* _What is asked_
What follows is a set of records, each of which is to be written out exactly.

[Raw records]
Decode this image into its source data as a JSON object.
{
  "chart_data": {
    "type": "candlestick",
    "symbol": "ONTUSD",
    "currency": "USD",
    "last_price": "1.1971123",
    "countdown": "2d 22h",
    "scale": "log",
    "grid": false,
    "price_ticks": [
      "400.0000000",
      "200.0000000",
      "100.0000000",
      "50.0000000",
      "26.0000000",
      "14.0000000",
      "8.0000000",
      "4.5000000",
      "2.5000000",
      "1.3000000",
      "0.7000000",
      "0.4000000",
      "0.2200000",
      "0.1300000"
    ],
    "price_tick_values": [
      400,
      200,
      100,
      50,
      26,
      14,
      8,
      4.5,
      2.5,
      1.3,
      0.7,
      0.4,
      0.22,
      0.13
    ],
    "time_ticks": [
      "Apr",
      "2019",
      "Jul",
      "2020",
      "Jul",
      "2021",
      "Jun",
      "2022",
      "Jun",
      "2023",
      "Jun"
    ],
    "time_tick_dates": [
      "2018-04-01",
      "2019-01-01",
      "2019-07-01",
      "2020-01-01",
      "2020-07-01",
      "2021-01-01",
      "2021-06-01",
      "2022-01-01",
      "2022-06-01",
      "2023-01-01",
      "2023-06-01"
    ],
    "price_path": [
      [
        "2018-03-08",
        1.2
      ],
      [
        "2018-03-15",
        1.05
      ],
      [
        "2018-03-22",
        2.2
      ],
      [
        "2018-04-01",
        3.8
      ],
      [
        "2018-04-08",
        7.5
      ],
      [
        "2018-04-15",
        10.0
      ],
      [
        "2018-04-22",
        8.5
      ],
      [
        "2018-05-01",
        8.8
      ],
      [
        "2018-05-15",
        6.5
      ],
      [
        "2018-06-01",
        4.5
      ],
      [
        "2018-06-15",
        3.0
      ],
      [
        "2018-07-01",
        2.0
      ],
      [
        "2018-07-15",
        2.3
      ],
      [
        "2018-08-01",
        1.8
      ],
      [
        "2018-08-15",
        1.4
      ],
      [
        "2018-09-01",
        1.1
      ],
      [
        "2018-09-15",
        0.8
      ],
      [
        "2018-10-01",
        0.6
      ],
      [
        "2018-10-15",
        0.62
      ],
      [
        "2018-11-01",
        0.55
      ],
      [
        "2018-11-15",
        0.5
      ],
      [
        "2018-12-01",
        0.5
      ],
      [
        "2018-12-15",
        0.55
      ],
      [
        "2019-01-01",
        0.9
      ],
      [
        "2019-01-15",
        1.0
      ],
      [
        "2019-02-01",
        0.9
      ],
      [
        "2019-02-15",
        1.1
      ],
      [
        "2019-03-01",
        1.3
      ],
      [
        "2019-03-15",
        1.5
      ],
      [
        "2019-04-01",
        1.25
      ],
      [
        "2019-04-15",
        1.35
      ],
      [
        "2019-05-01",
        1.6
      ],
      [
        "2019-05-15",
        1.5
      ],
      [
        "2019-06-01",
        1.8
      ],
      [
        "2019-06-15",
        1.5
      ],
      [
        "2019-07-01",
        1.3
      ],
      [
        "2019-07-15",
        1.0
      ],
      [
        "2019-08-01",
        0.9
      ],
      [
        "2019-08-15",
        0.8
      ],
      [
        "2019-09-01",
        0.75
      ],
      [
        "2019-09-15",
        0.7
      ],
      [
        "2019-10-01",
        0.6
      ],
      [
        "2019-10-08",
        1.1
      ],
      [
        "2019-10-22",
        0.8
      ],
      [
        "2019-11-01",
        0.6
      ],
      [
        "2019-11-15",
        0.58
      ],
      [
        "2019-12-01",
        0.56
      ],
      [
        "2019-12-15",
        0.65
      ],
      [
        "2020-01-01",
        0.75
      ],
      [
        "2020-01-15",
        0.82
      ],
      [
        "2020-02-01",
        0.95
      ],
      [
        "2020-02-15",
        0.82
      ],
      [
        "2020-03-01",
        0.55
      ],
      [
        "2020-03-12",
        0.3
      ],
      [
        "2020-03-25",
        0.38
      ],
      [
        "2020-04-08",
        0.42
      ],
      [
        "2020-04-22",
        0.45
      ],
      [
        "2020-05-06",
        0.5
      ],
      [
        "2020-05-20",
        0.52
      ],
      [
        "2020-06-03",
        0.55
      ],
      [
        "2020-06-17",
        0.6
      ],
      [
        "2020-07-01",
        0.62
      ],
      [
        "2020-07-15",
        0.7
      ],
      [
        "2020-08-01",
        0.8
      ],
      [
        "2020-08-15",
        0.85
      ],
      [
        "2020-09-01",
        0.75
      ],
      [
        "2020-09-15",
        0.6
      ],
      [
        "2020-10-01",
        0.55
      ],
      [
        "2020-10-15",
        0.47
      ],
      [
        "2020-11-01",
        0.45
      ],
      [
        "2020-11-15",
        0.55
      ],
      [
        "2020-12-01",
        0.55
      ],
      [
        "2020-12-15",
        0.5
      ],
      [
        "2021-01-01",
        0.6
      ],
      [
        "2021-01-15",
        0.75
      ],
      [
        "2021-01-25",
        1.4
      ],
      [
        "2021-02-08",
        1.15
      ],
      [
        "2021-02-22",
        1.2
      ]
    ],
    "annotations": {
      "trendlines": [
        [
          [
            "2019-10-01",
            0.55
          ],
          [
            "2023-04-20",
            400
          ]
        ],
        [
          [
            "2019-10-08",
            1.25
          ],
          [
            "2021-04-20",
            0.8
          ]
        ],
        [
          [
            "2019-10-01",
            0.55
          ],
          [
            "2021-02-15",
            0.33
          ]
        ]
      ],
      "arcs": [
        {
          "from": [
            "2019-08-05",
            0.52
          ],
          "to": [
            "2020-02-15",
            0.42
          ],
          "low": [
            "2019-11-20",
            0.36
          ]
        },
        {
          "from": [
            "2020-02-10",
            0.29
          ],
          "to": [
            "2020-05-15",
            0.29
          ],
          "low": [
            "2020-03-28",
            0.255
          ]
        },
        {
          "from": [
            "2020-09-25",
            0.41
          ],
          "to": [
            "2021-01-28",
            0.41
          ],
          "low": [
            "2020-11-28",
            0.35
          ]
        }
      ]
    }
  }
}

* _Full answer_
Decode this image into its source data as a JSON object.
{
  "chart_data": {
    "type": "candlestick",
    "symbol": "ONTUSD",
    "currency": "USD",
    "last_price": "1.1971123",
    "countdown": "2d 22h",
    "scale": "log",
    "grid": false,
    "price_ticks": [
      "400.0000000",
      "200.0000000",
      "100.0000000",
      "50.0000000",
      "26.0000000",
      "14.0000000",
      "8.0000000",
      "4.5000000",
      "2.5000000",
      "1.3000000",
      "0.7000000",
      "0.4000000",
      "0.2200000",
      "0.1300000"
    ],
    "price_tick_values": [
      400,
      200,
      100,
      50,
      26,
      14,
      8,
      4.5,
      2.5,
      1.3,
      0.7,
      0.4,
      0.22,
      0.13
    ],
    "time_ticks": [
      "Apr",
      "2019",
      "Jul",
      "2020",
      "Jul",
      "2021",
      "Jun",
      "2022",
      "Jun",
      "2023",
      "Jun"
    ],
    "time_tick_dates": [
      "2018-04-01",
      "2019-01-01",
      "2019-07-01",
      "2020-01-01",
      "2020-07-01",
      "2021-01-01",
      "2021-06-01",
      "2022-01-01",
      "2022-06-01",
      "2023-01-01",
      "2023-06-01"
    ],
    "price_path": [
      [
        "2018-03-08",
        1.2
      ],
      [
        "2018-03-15",
        1.05
      ],
      [
        "2018-03-22",
        2.2
      ],
      [
        "2018-04-01",
        3.8
      ],
      [
        "2018-04-08",
        7.5
      ],
      [
        "2018-04-15",
        10.0
      ],
      [
        "2018-04-22",
        8.5
      ],
      [
        "2018-05-01",
        8.8
      ],
      [
        "2018-05-15",
        6.5
      ],
      [
        "2018-06-01",
        4.5
      ],
      [
        "2018-06-15",
        3.0
      ],
      [
        "2018-07-01",
        2.0
      ],
      [
        "2018-07-15",
        2.3
      ],
      [
        "2018-08-01",
        1.8
      ],
      [
        "2018-08-15",
        1.4
      ],
      [
        "2018-09-01",
        1.1
      ],
      [
        "2018-09-15",
        0.8
      ],
      [
        "2018-10-01",
        0.6
      ],
      [
        "2018-10-15",
        0.62
      ],
      [
        "2018-11-01",
        0.55
      ],
      [
        "2018-11-15",
        0.5
      ],
      [
        "2018-12-01",
        0.5
      ],
      [
        "2018-12-15",
        0.55
      ],
      [
        "2019-01-01",
        0.9
      ],
      [
        "2019-01-15",
        1.0
      ],
      [
        "2019-02-01",
        0.9
      ],
      [
        "2019-02-15",
        1.1
      ],
      [
        "2019-03-01",
        1.3
      ],
      [
        "2019-03-15",
        1.5
      ],
      [
        "2019-04-01",
        1.25
      ],
      [
        "2019-04-15",
        1.35
      ],
      [
        "2019-05-01",
        1.6
      ],
      [
        "2019-05-15",
        1.5
      ],
      [
        "2019-06-01",
        1.8
      ],
      [
        "2019-06-15",
        1.5
      ],
      [
        "2019-07-01",
        1.3
      ],
      [
        "2019-07-15",
        1.0
      ],
      [
        "2019-08-01",
        0.9
      ],
      [
        "2019-08-15",
        0.8
      ],
      [
        "2019-09-01",
        0.75
      ],
      [
        "2019-09-15",
        0.7
      ],
      [
        "2019-10-01",
        0.6
      ],
      [
        "2019-10-08",
        1.1
      ],
      [
        "2019-10-22",
        0.8
      ],
      [
        "2019-11-01",
        0.6
      ],
      [
        "2019-11-15",
        0.58
      ],
      [
        "2019-12-01",
        0.56
      ],
      [
        "2019-12-15",
        0.65
      ],
      [
        "2020-01-01",
        0.75
      ],
      [
        "2020-01-15",
        0.82
      ],
      [
        "2020-02-01",
        0.95
      ],
      [
        "2020-02-15",
        0.82
      ],
      [
        "2020-03-01",
        0.55
      ],
      [
        "2020-03-12",
        0.3
      ],
      [
        "2020-03-25",
        0.38
      ],
      [
        "2020-04-08",
        0.42
      ],
      [
        "2020-04-22",
        0.45
      ],
      [
        "2020-05-06",
        0.5
      ],
      [
        "2020-05-20",
        0.52
      ],
      [
        "2020-06-03",
        0.55
      ],
      [
        "2020-06-17",
        0.6
      ],
      [
        "2020-07-01",
        0.62
      ],
      [
        "2020-07-15",
        0.7
      ],
      [
        "2020-08-01",
        0.8
      ],
      [
        "2020-08-15",
        0.85
      ],
      [
        "2020-09-01",
        0.75
      ],
      [
        "2020-09-15",
        0.6
      ],
      [
        "2020-10-01",
        0.55
      ],
      [
        "2020-10-15",
        0.47
      ],
      [
        "2020-11-01",
        0.45
      ],
      [
        "2020-11-15",
        0.55
      ],
      [
        "2020-12-01",
        0.55
      ],
      [
        "2020-12-15",
        0.5
      ],
      [
        "2021-01-01",
        0.6
      ],
      [
        "2021-01-15",
        0.75
      ],
      [
        "2021-01-25",
        1.4
      ],
      [
        "2021-02-08",
        1.15
      ],
      [
        "2021-02-22",
        1.2
      ]
    ],
    "annotations": {
      "trendlines": [
        [
          [
            "2019-10-01",
            0.55
          ],
          [
            "2023-04-20",
            400
          ]
        ],
        [
          [
            "2019-10-08",
            1.25
          ],
          [
            "2021-04-20",
            0.8
          ]
        ],
        [
          [
            "2019-10-01",
            0.55
          ],
          [
            "2021-02-15",
            0.33
          ]
        ]
      ],
      "arcs": [
        {
          "from": [
            "2019-08-05",
            0.52
          ],
          "to": [
            "2020-02-15",
            0.42
          ],
          "low": [
            "2019-11-20",
            0.36
          ]
        },
        {
          "from": [
            "2020-02-10",
            0.29
          ],
          "to": [
            "2020-05-15",
            0.29
          ],
          "low": [
            "2020-03-28",
            0.255
          ]
        },
        {
          "from": [
            "2020-09-25",
            0.41
          ],
          "to": [
            "2021-01-28",
            0.41
          ],
          "low": [
            "2020-11-28",
            0.35
          ]
        }
      ]
    }
  }
}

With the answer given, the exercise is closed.